The request
Make an exact copy of the entries below with the pictures removed.

━━━ Entries shown ━━━

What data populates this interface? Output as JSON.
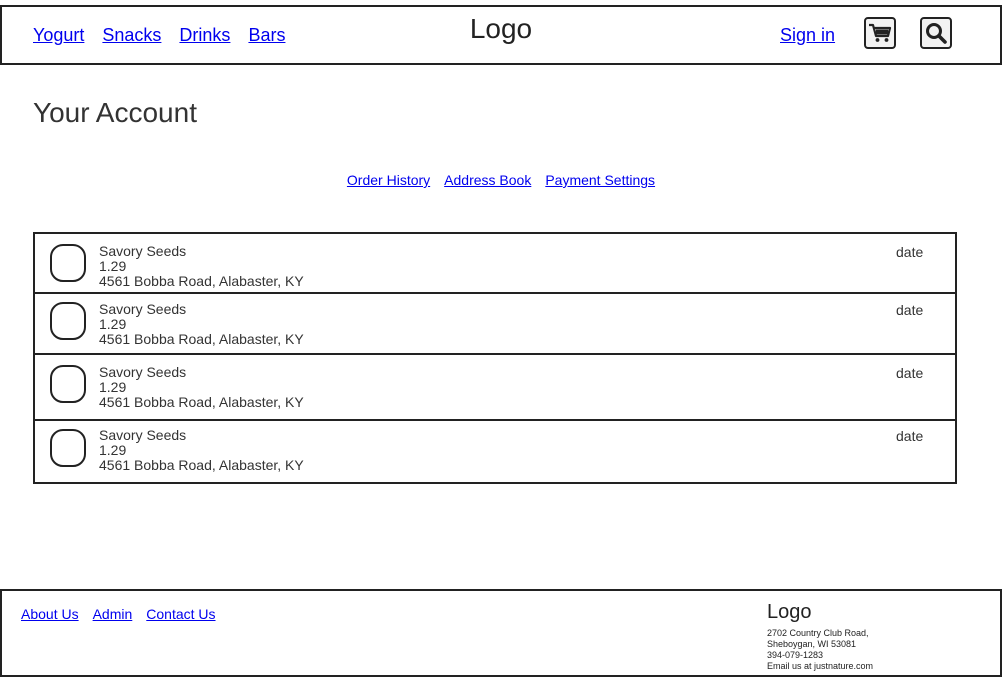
{
  "header": {
    "nav": [
      "Yogurt",
      "Snacks",
      "Drinks",
      "Bars"
    ],
    "logo": "Logo",
    "sign_in": "Sign in",
    "cart_icon": "cart-icon",
    "search_icon": "search-icon"
  },
  "page": {
    "title": "Your Account"
  },
  "subnav": [
    "Order History",
    "Address Book",
    "Payment Settings"
  ],
  "orders": [
    {
      "name": "Savory Seeds",
      "price": "1.29",
      "address": "4561 Bobba Road, Alabaster, KY",
      "date": "date"
    },
    {
      "name": "Savory Seeds",
      "price": "1.29",
      "address": "4561 Bobba Road, Alabaster, KY",
      "date": "date"
    },
    {
      "name": "Savory Seeds",
      "price": "1.29",
      "address": "4561 Bobba Road, Alabaster, KY",
      "date": "date"
    },
    {
      "name": "Savory Seeds",
      "price": "1.29",
      "address": "4561 Bobba Road, Alabaster, KY",
      "date": "date"
    }
  ],
  "footer": {
    "links": [
      "About Us",
      "Admin",
      "Contact Us"
    ],
    "logo": "Logo",
    "address_line1": "2702 Country Club Road,",
    "address_line2": "Sheboygan, WI 53081",
    "phone": "394-079-1283",
    "email": "Email us at justnature.com"
  }
}
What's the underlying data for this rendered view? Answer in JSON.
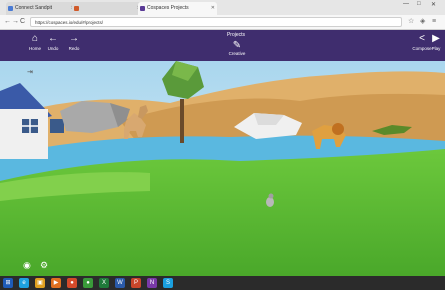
{
  "browser": {
    "tabs": [
      {
        "label": "Connect Sandpit",
        "color": "#4a7bd4"
      },
      {
        "label": "",
        "color": "#d05a2a"
      },
      {
        "label": "Cospaces Projects",
        "color": "#5a3a96"
      }
    ],
    "window_controls": {
      "minimize": "—",
      "maximize": "□",
      "close": "✕"
    },
    "url": "https://cospaces.io/edu/#/projects/",
    "nav": {
      "back": "←",
      "forward": "→",
      "reload": "C",
      "home": "⌂"
    }
  },
  "app": {
    "project_title": "Projects",
    "toolbar": {
      "home": {
        "icon": "⌂",
        "label": "Home"
      },
      "undo": {
        "icon": "←",
        "label": "Undo"
      },
      "redo": {
        "icon": "→",
        "label": "Redo"
      },
      "create": {
        "icon": "✎",
        "label": "Creative"
      },
      "share": {
        "icon": "<",
        "label": "Compose"
      },
      "play": {
        "icon": "▶",
        "label": "Play"
      }
    },
    "scene_buttons": {
      "camera": "◉",
      "settings": "⚙"
    },
    "ruler_icon": "⇥"
  },
  "taskbar": {
    "clock_time": "",
    "items": [
      {
        "icon": "⊞",
        "color": "#1e5bb8"
      },
      {
        "icon": "e",
        "color": "#1ea1e0"
      },
      {
        "icon": "▣",
        "color": "#e0a020"
      },
      {
        "icon": "▶",
        "color": "#e07020"
      },
      {
        "icon": "●",
        "color": "#d44a2a"
      },
      {
        "icon": "●",
        "color": "#3a9a3a"
      },
      {
        "icon": "X",
        "color": "#1f7a3a"
      },
      {
        "icon": "W",
        "color": "#2a5aa8"
      },
      {
        "icon": "P",
        "color": "#c8452a"
      },
      {
        "icon": "N",
        "color": "#7a3aa8"
      },
      {
        "icon": "S",
        "color": "#1aa0e0"
      }
    ]
  }
}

━━━

Response
What data populates this interface? Output as JSON.
{
  "header": {
    "nav": [
      "Yogurt",
      "Snacks",
      "Drinks",
      "Bars"
    ],
    "logo": "Logo",
    "sign_in": "Sign in",
    "cart_icon": "cart-icon",
    "search_icon": "search-icon"
  },
  "page": {
    "title": "Your Account"
  },
  "subnav": [
    "Order History",
    "Address Book",
    "Payment Settings"
  ],
  "orders": [
    {
      "name": "Savory Seeds",
      "price": "1.29",
      "address": "4561 Bobba Road, Alabaster, KY",
      "date": "date"
    },
    {
      "name": "Savory Seeds",
      "price": "1.29",
      "address": "4561 Bobba Road, Alabaster, KY",
      "date": "date"
    },
    {
      "name": "Savory Seeds",
      "price": "1.29",
      "address": "4561 Bobba Road, Alabaster, KY",
      "date": "date"
    },
    {
      "name": "Savory Seeds",
      "price": "1.29",
      "address": "4561 Bobba Road, Alabaster, KY",
      "date": "date"
    }
  ],
  "footer": {
    "links": [
      "About Us",
      "Admin",
      "Contact Us"
    ],
    "logo": "Logo",
    "address_line1": "2702 Country Club Road,",
    "address_line2": "Sheboygan, WI 53081",
    "phone": "394-079-1283",
    "email": "Email us at justnature.com"
  }
}
What's the underlying data for this rendered view? Answer in JSON.
{
  "browser": {
    "tabs": [
      {
        "label": "Connect Sandpit",
        "color": "#4a7bd4"
      },
      {
        "label": "",
        "color": "#d05a2a"
      },
      {
        "label": "Cospaces Projects",
        "color": "#5a3a96"
      }
    ],
    "window_controls": {
      "minimize": "—",
      "maximize": "□",
      "close": "✕"
    },
    "url": "https://cospaces.io/edu/#/projects/",
    "nav": {
      "back": "←",
      "forward": "→",
      "reload": "C",
      "home": "⌂"
    }
  },
  "app": {
    "project_title": "Projects",
    "toolbar": {
      "home": {
        "icon": "⌂",
        "label": "Home"
      },
      "undo": {
        "icon": "←",
        "label": "Undo"
      },
      "redo": {
        "icon": "→",
        "label": "Redo"
      },
      "create": {
        "icon": "✎",
        "label": "Creative"
      },
      "share": {
        "icon": "<",
        "label": "Compose"
      },
      "play": {
        "icon": "▶",
        "label": "Play"
      }
    },
    "scene_buttons": {
      "camera": "◉",
      "settings": "⚙"
    },
    "ruler_icon": "⇥"
  },
  "taskbar": {
    "clock_time": "",
    "items": [
      {
        "icon": "⊞",
        "color": "#1e5bb8"
      },
      {
        "icon": "e",
        "color": "#1ea1e0"
      },
      {
        "icon": "▣",
        "color": "#e0a020"
      },
      {
        "icon": "▶",
        "color": "#e07020"
      },
      {
        "icon": "●",
        "color": "#d44a2a"
      },
      {
        "icon": "●",
        "color": "#3a9a3a"
      },
      {
        "icon": "X",
        "color": "#1f7a3a"
      },
      {
        "icon": "W",
        "color": "#2a5aa8"
      },
      {
        "icon": "P",
        "color": "#c8452a"
      },
      {
        "icon": "N",
        "color": "#7a3aa8"
      },
      {
        "icon": "S",
        "color": "#1aa0e0"
      }
    ]
  }
}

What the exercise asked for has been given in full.